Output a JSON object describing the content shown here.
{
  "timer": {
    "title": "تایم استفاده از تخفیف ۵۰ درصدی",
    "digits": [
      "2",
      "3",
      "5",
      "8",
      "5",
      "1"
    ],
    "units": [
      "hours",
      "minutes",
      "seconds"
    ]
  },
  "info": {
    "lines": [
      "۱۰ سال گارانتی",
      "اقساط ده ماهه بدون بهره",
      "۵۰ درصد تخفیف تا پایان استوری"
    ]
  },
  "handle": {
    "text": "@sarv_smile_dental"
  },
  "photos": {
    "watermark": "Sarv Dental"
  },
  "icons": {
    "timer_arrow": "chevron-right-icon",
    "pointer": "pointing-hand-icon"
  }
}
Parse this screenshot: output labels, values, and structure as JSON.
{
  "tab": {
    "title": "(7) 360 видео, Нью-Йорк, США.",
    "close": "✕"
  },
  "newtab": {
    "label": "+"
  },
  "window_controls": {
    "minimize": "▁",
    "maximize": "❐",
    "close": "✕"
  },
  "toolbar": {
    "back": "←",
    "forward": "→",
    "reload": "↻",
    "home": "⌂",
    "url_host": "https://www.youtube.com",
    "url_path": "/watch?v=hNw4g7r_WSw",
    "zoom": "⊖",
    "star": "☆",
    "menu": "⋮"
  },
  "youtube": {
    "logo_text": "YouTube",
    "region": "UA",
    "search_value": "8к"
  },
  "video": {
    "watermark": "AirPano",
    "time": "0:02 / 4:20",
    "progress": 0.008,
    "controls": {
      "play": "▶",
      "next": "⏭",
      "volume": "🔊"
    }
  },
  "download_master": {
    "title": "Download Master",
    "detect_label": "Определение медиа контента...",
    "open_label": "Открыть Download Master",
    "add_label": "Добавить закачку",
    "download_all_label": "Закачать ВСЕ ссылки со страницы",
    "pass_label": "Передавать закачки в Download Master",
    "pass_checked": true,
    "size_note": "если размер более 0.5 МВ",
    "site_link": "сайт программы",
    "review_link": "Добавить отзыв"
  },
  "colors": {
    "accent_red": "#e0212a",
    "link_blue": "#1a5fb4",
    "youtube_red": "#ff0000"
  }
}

+ + + + + + +

Aim
Look through the entries above and report the number of lines that contain "تخفیف". Write only the number.

Correct output
2